Extracted records

----

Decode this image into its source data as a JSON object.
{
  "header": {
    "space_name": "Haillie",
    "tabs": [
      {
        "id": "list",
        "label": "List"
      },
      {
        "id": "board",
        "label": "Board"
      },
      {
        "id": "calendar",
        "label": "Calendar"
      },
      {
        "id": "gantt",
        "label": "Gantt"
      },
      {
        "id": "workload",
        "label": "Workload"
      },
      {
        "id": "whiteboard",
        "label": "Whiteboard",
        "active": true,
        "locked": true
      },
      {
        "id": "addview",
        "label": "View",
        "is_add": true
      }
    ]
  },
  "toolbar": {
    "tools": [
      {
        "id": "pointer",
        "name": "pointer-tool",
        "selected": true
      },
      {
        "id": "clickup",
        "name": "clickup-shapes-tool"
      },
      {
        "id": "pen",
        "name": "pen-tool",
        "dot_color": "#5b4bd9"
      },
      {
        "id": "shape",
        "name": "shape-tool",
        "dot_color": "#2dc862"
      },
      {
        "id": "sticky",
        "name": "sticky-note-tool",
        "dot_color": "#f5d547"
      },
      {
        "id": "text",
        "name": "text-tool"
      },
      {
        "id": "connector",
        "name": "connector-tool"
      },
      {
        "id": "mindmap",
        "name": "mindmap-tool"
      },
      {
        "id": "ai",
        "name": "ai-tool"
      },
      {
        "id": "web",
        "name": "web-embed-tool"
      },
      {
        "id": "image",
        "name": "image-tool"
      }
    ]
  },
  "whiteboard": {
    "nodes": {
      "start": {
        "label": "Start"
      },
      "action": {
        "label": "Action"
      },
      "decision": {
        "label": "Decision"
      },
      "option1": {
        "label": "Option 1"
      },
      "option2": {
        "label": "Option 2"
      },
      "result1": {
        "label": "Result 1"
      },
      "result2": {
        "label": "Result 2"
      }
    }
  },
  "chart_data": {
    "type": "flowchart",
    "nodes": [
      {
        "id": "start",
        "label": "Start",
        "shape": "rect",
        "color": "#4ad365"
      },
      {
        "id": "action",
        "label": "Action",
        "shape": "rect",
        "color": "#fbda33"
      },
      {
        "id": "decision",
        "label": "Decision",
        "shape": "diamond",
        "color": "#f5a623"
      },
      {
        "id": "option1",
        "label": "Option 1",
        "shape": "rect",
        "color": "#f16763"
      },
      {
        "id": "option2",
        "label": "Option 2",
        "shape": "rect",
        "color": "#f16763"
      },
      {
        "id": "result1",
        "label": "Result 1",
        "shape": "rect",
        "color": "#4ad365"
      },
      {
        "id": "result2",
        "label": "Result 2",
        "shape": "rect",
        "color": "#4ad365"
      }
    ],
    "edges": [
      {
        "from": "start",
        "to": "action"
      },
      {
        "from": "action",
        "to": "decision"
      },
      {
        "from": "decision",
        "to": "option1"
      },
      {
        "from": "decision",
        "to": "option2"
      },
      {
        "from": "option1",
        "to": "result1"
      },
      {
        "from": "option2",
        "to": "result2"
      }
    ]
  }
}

----

Go through the listing above and list every line that has the word "image".

_FINISHED ANSWER:_
Decode this image into its source data as a JSON object.
        "id": "image",
        "name": "image-tool"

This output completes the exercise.